Extracted data entries:
· · ·

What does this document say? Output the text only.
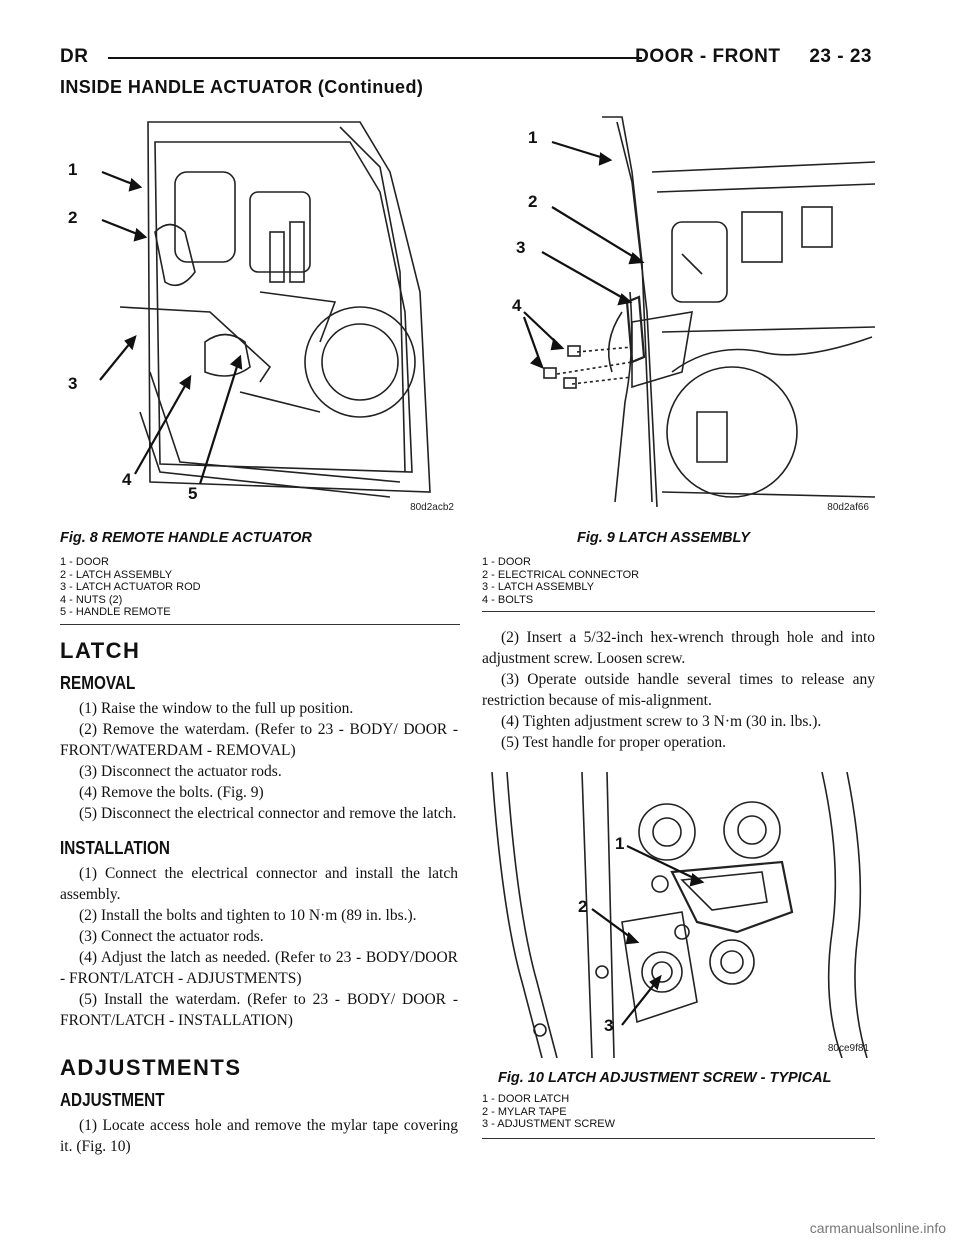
DR	DOOR - FRONT     23 - 23
INSIDE HANDLE ACTUATOR (Continued)
1
2
3
4
5
80d2acb2
Fig. 8 REMOTE HANDLE ACTUATOR
1 - DOOR
2 - LATCH ASSEMBLY
3 - LATCH ACTUATOR ROD
4 - NUTS (2)
5 - HANDLE REMOTE
1
2
3
4
80d2af66
Fig. 9 LATCH ASSEMBLY
1 - DOOR
2 - ELECTRICAL CONNECTOR
3 - LATCH ASSEMBLY
4 - BOLTS
LATCH
REMOVAL

(1) Raise the window to the full up position.

(2) Remove the waterdam. (Refer to 23 - BODY/ DOOR - FRONT/WATERDAM - REMOVAL)

(3) Disconnect the actuator rods.

(4) Remove the bolts. (Fig. 9)

(5) Disconnect the electrical connector and remove the latch.

INSTALLATION

(1) Connect the electrical connector and install the latch assembly.

(2) Install the bolts and tighten to 10 N·m (89 in. lbs.).

(3) Connect the actuator rods.

(4) Adjust the latch as needed. (Refer to 23 - BODY/DOOR - FRONT/LATCH - ADJUSTMENTS)

(5) Install the waterdam. (Refer to 23 - BODY/ DOOR - FRONT/LATCH - INSTALLATION)

ADJUSTMENTS
ADJUSTMENT

(1) Locate access hole and remove the mylar tape covering it. (Fig. 10)

(2) Insert a 5/32-inch hex-wrench through hole and into adjustment screw. Loosen screw.

(3) Operate outside handle several times to release any restriction because of mis-alignment.

(4) Tighten adjustment screw to 3 N·m (30 in. lbs.).

(5) Test handle for proper operation.

1
2
3
80ce9f81
Fig. 10 LATCH ADJUSTMENT SCREW - TYPICAL
1 - DOOR LATCH
2 - MYLAR TAPE
3 - ADJUSTMENT SCREW
carmanualsonline.info
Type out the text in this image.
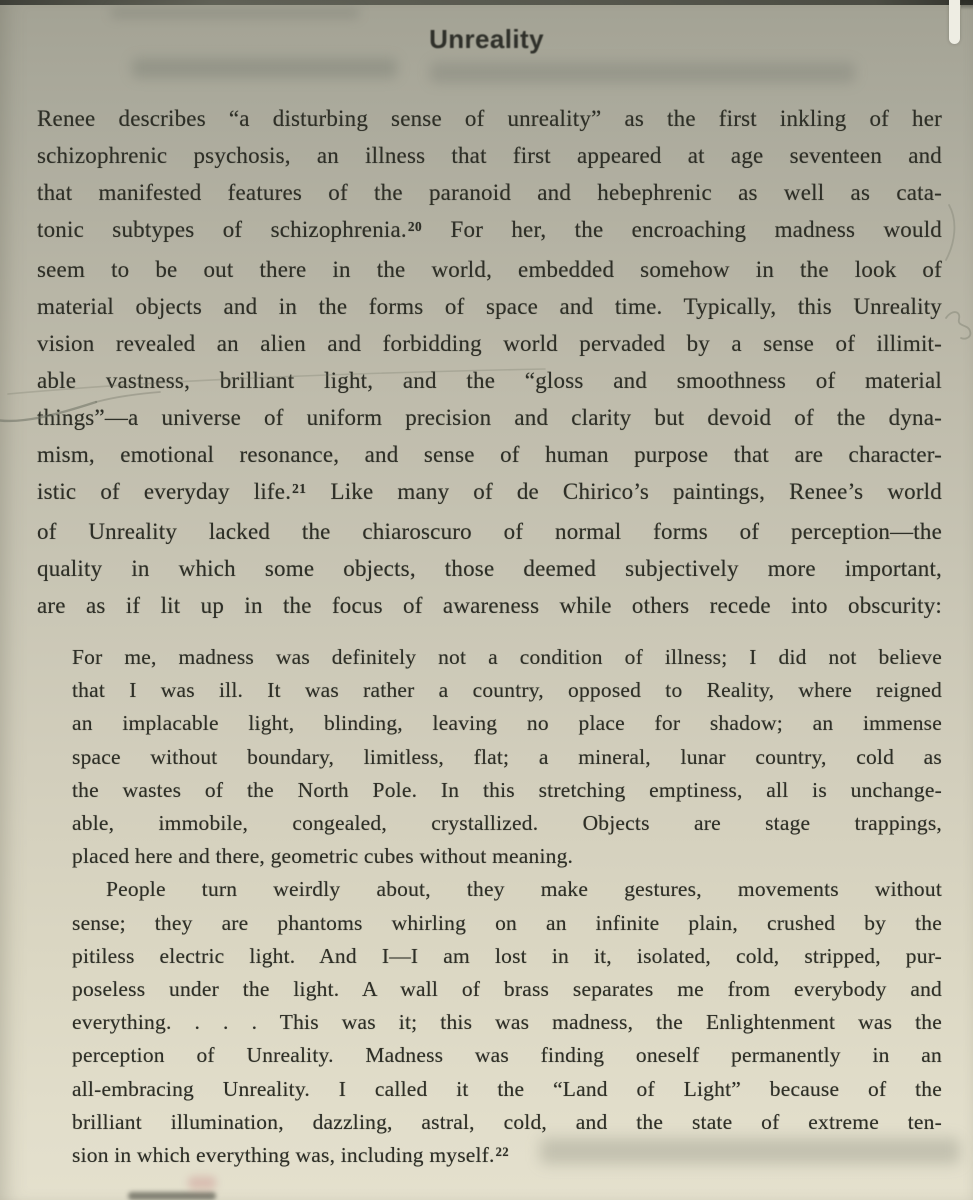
Unreality
Renee describes “a disturbing sense of unreality” as the first inkling of her
schizophrenic psychosis, an illness that first appeared at age seventeen and
that manifested features of the paranoid and hebephrenic as well as cata-
tonic subtypes of schizophrenia.$^{20}$ For her, the encroaching madness would
seem to be out there in the world, embedded somehow in the look of
material objects and in the forms of space and time. Typically, this Unreality
vision revealed an alien and forbidding world pervaded by a sense of illimit-
able vastness, brilliant light, and the “gloss and smoothness of material
things”—a universe of uniform precision and clarity but devoid of the dyna-
mism, emotional resonance, and sense of human purpose that are character-
istic of everyday life.$^{21}$ Like many of de Chirico’s paintings, Renee’s world
of Unreality lacked the chiaroscuro of normal forms of perception—the
quality in which some objects, those deemed subjectively more important,
are as if lit up in the focus of awareness while others recede into obscurity:
For me, madness was definitely not a condition of illness; I did not believe
that I was ill. It was rather a country, opposed to Reality, where reigned
an implacable light, blinding, leaving no place for shadow; an immense
space without boundary, limitless, flat; a mineral, lunar country, cold as
the wastes of the North Pole. In this stretching emptiness, all is unchange-
able, immobile, congealed, crystallized. Objects are stage trappings,
placed here and there, geometric cubes without meaning.
People turn weirdly about, they make gestures, movements without
sense; they are phantoms whirling on an infinite plain, crushed by the
pitiless electric light. And I—I am lost in it, isolated, cold, stripped, pur-
poseless under the light. A wall of brass separates me from everybody and
everything. . . . This was it; this was madness, the Enlightenment was the
perception of Unreality. Madness was finding oneself permanently in an
all-embracing Unreality. I called it the “Land of Light” because of the
brilliant illumination, dazzling, astral, cold, and the state of extreme ten-
sion in which everything was, including myself.$^{22}$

· · ·

TO DO: Collect each line containing the string "material".

TASK RESPONSE:
material objects and in the forms of space and time. Typically, this Unreality
able vastness, brilliant light, and the “gloss and smoothness of material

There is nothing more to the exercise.